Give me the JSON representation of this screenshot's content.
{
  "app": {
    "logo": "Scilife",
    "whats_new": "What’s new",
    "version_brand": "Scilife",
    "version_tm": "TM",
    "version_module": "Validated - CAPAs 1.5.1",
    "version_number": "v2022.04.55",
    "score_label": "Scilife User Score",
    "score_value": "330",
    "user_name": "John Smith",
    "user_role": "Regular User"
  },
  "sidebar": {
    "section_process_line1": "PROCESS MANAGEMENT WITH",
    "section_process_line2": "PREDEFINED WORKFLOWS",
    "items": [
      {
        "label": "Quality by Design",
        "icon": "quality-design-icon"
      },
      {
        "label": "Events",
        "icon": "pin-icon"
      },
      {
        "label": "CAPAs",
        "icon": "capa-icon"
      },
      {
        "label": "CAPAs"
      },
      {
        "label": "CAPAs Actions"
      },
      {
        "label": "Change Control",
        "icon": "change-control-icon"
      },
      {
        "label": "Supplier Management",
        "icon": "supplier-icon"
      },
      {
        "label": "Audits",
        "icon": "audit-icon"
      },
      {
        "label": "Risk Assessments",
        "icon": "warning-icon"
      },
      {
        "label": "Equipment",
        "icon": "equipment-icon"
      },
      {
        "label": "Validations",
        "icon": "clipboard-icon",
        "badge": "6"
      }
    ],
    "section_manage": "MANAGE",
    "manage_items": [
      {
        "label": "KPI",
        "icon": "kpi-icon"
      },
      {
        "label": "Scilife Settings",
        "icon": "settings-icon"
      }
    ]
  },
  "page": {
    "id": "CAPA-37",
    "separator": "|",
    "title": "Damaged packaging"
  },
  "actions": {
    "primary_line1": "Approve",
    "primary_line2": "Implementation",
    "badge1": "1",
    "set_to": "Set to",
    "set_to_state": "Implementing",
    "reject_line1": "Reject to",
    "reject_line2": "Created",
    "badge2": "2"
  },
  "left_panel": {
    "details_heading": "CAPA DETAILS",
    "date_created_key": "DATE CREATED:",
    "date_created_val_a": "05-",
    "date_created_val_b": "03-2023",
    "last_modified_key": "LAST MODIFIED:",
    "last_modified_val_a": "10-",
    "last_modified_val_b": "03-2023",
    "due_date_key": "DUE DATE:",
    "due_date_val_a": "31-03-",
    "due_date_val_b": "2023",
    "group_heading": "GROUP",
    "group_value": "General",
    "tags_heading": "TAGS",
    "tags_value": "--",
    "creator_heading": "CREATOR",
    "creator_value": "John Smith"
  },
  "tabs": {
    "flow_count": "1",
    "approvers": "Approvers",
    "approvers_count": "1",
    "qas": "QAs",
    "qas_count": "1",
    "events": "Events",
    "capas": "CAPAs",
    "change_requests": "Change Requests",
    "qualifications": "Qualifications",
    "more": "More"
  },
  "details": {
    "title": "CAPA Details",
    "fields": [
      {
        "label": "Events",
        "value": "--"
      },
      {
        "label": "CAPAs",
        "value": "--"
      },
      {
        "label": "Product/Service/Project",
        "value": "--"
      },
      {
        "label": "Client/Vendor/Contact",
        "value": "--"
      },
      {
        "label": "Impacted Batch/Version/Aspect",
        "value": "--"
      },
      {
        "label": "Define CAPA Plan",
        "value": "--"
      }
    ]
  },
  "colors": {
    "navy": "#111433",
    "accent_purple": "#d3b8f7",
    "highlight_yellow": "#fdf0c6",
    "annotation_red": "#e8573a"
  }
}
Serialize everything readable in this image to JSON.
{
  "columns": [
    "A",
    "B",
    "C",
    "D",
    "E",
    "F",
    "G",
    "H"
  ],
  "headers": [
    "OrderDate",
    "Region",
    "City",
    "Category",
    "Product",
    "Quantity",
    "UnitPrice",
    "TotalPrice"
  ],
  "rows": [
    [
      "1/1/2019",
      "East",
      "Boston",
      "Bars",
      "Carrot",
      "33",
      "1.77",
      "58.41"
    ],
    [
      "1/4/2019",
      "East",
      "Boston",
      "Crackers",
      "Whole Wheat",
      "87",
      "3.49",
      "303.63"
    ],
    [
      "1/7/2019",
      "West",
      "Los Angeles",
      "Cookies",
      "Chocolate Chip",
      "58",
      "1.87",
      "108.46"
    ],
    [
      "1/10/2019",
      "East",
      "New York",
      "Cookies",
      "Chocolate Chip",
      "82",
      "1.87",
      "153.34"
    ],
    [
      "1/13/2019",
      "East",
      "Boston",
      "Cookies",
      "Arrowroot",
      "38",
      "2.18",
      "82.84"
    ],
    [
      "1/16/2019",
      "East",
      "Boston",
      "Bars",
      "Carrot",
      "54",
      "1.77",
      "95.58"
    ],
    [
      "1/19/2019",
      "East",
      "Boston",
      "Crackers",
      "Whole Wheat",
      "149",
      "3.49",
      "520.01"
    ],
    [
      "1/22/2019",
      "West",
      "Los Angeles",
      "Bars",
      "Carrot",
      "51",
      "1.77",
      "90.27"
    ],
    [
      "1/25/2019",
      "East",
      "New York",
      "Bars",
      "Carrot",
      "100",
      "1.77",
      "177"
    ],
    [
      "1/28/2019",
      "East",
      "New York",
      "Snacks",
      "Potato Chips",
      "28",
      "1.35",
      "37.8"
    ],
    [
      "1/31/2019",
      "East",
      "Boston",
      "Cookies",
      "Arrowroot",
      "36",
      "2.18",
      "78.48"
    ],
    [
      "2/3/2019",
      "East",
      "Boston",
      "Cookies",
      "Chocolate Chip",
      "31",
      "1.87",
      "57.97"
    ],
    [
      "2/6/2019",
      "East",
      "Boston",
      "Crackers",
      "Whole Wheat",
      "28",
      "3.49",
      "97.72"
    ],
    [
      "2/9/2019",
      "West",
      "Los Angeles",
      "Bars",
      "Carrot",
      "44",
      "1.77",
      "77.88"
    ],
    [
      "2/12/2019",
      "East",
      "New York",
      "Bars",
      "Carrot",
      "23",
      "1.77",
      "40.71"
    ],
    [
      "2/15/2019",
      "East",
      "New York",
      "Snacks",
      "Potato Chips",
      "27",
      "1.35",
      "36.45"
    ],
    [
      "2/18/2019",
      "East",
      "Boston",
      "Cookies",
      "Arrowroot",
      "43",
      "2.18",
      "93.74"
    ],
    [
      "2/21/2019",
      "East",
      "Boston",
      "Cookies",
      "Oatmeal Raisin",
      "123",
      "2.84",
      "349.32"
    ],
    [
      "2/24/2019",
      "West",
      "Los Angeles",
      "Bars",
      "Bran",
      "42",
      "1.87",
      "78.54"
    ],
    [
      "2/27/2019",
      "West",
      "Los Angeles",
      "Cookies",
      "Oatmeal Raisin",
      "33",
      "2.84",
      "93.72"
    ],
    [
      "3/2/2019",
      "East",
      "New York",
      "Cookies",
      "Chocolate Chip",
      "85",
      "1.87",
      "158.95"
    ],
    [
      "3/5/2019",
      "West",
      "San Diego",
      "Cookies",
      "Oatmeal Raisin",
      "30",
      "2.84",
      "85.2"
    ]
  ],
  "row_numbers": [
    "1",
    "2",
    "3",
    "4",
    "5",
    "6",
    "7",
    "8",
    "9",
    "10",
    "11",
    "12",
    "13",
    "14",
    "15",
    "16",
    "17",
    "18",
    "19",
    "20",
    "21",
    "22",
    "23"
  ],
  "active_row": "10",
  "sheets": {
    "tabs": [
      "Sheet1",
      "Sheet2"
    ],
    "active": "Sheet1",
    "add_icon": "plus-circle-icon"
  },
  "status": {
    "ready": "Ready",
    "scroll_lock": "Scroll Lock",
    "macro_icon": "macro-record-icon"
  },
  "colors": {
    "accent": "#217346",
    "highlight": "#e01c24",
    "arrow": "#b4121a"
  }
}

*-*-*

▸ TASK DETAILS: Each record above should be returned exactly as it appears.

▸ ANSWER TO THE TASK:
Give me the JSON representation of this screenshot's content.
{
  "app": {
    "logo": "Scilife",
    "whats_new": "What’s new",
    "version_brand": "Scilife",
    "version_tm": "TM",
    "version_module": "Validated - CAPAs 1.5.1",
    "version_number": "v2022.04.55",
    "score_label": "Scilife User Score",
    "score_value": "330",
    "user_name": "John Smith",
    "user_role": "Regular User"
  },
  "sidebar": {
    "section_process_line1": "PROCESS MANAGEMENT WITH",
    "section_process_line2": "PREDEFINED WORKFLOWS",
    "items": [
      {
        "label": "Quality by Design",
        "icon": "quality-design-icon"
      },
      {
        "label": "Events",
        "icon": "pin-icon"
      },
      {
        "label": "CAPAs",
        "icon": "capa-icon"
      },
      {
        "label": "CAPAs"
      },
      {
        "label": "CAPAs Actions"
      },
      {
        "label": "Change Control",
        "icon": "change-control-icon"
      },
      {
        "label": "Supplier Management",
        "icon": "supplier-icon"
      },
      {
        "label": "Audits",
        "icon": "audit-icon"
      },
      {
        "label": "Risk Assessments",
        "icon": "warning-icon"
      },
      {
        "label": "Equipment",
        "icon": "equipment-icon"
      },
      {
        "label": "Validations",
        "icon": "clipboard-icon",
        "badge": "6"
      }
    ],
    "section_manage": "MANAGE",
    "manage_items": [
      {
        "label": "KPI",
        "icon": "kpi-icon"
      },
      {
        "label": "Scilife Settings",
        "icon": "settings-icon"
      }
    ]
  },
  "page": {
    "id": "CAPA-37",
    "separator": "|",
    "title": "Damaged packaging"
  },
  "actions": {
    "primary_line1": "Approve",
    "primary_line2": "Implementation",
    "badge1": "1",
    "set_to": "Set to",
    "set_to_state": "Implementing",
    "reject_line1": "Reject to",
    "reject_line2": "Created",
    "badge2": "2"
  },
  "left_panel": {
    "details_heading": "CAPA DETAILS",
    "date_created_key": "DATE CREATED:",
    "date_created_val_a": "05-",
    "date_created_val_b": "03-2023",
    "last_modified_key": "LAST MODIFIED:",
    "last_modified_val_a": "10-",
    "last_modified_val_b": "03-2023",
    "due_date_key": "DUE DATE:",
    "due_date_val_a": "31-03-",
    "due_date_val_b": "2023",
    "group_heading": "GROUP",
    "group_value": "General",
    "tags_heading": "TAGS",
    "tags_value": "--",
    "creator_heading": "CREATOR",
    "creator_value": "John Smith"
  },
  "tabs": {
    "flow_count": "1",
    "approvers": "Approvers",
    "approvers_count": "1",
    "qas": "QAs",
    "qas_count": "1",
    "events": "Events",
    "capas": "CAPAs",
    "change_requests": "Change Requests",
    "qualifications": "Qualifications",
    "more": "More"
  },
  "details": {
    "title": "CAPA Details",
    "fields": [
      {
        "label": "Events",
        "value": "--"
      },
      {
        "label": "CAPAs",
        "value": "--"
      },
      {
        "label": "Product/Service/Project",
        "value": "--"
      },
      {
        "label": "Client/Vendor/Contact",
        "value": "--"
      },
      {
        "label": "Impacted Batch/Version/Aspect",
        "value": "--"
      },
      {
        "label": "Define CAPA Plan",
        "value": "--"
      }
    ]
  },
  "colors": {
    "navy": "#111433",
    "accent_purple": "#d3b8f7",
    "highlight_yellow": "#fdf0c6",
    "annotation_red": "#e8573a"
  }
}
Serialize everything readable in this image to JSON.
{
  "columns": [
    "A",
    "B",
    "C",
    "D",
    "E",
    "F",
    "G",
    "H"
  ],
  "headers": [
    "OrderDate",
    "Region",
    "City",
    "Category",
    "Product",
    "Quantity",
    "UnitPrice",
    "TotalPrice"
  ],
  "rows": [
    [
      "1/1/2019",
      "East",
      "Boston",
      "Bars",
      "Carrot",
      "33",
      "1.77",
      "58.41"
    ],
    [
      "1/4/2019",
      "East",
      "Boston",
      "Crackers",
      "Whole Wheat",
      "87",
      "3.49",
      "303.63"
    ],
    [
      "1/7/2019",
      "West",
      "Los Angeles",
      "Cookies",
      "Chocolate Chip",
      "58",
      "1.87",
      "108.46"
    ],
    [
      "1/10/2019",
      "East",
      "New York",
      "Cookies",
      "Chocolate Chip",
      "82",
      "1.87",
      "153.34"
    ],
    [
      "1/13/2019",
      "East",
      "Boston",
      "Cookies",
      "Arrowroot",
      "38",
      "2.18",
      "82.84"
    ],
    [
      "1/16/2019",
      "East",
      "Boston",
      "Bars",
      "Carrot",
      "54",
      "1.77",
      "95.58"
    ],
    [
      "1/19/2019",
      "East",
      "Boston",
      "Crackers",
      "Whole Wheat",
      "149",
      "3.49",
      "520.01"
    ],
    [
      "1/22/2019",
      "West",
      "Los Angeles",
      "Bars",
      "Carrot",
      "51",
      "1.77",
      "90.27"
    ],
    [
      "1/25/2019",
      "East",
      "New York",
      "Bars",
      "Carrot",
      "100",
      "1.77",
      "177"
    ],
    [
      "1/28/2019",
      "East",
      "New York",
      "Snacks",
      "Potato Chips",
      "28",
      "1.35",
      "37.8"
    ],
    [
      "1/31/2019",
      "East",
      "Boston",
      "Cookies",
      "Arrowroot",
      "36",
      "2.18",
      "78.48"
    ],
    [
      "2/3/2019",
      "East",
      "Boston",
      "Cookies",
      "Chocolate Chip",
      "31",
      "1.87",
      "57.97"
    ],
    [
      "2/6/2019",
      "East",
      "Boston",
      "Crackers",
      "Whole Wheat",
      "28",
      "3.49",
      "97.72"
    ],
    [
      "2/9/2019",
      "West",
      "Los Angeles",
      "Bars",
      "Carrot",
      "44",
      "1.77",
      "77.88"
    ],
    [
      "2/12/2019",
      "East",
      "New York",
      "Bars",
      "Carrot",
      "23",
      "1.77",
      "40.71"
    ],
    [
      "2/15/2019",
      "East",
      "New York",
      "Snacks",
      "Potato Chips",
      "27",
      "1.35",
      "36.45"
    ],
    [
      "2/18/2019",
      "East",
      "Boston",
      "Cookies",
      "Arrowroot",
      "43",
      "2.18",
      "93.74"
    ],
    [
      "2/21/2019",
      "East",
      "Boston",
      "Cookies",
      "Oatmeal Raisin",
      "123",
      "2.84",
      "349.32"
    ],
    [
      "2/24/2019",
      "West",
      "Los Angeles",
      "Bars",
      "Bran",
      "42",
      "1.87",
      "78.54"
    ],
    [
      "2/27/2019",
      "West",
      "Los Angeles",
      "Cookies",
      "Oatmeal Raisin",
      "33",
      "2.84",
      "93.72"
    ],
    [
      "3/2/2019",
      "East",
      "New York",
      "Cookies",
      "Chocolate Chip",
      "85",
      "1.87",
      "158.95"
    ],
    [
      "3/5/2019",
      "West",
      "San Diego",
      "Cookies",
      "Oatmeal Raisin",
      "30",
      "2.84",
      "85.2"
    ]
  ],
  "row_numbers": [
    "1",
    "2",
    "3",
    "4",
    "5",
    "6",
    "7",
    "8",
    "9",
    "10",
    "11",
    "12",
    "13",
    "14",
    "15",
    "16",
    "17",
    "18",
    "19",
    "20",
    "21",
    "22",
    "23"
  ],
  "active_row": "10",
  "sheets": {
    "tabs": [
      "Sheet1",
      "Sheet2"
    ],
    "active": "Sheet1",
    "add_icon": "plus-circle-icon"
  },
  "status": {
    "ready": "Ready",
    "scroll_lock": "Scroll Lock",
    "macro_icon": "macro-record-icon"
  },
  "colors": {
    "accent": "#217346",
    "highlight": "#e01c24",
    "arrow": "#b4121a"
  }
}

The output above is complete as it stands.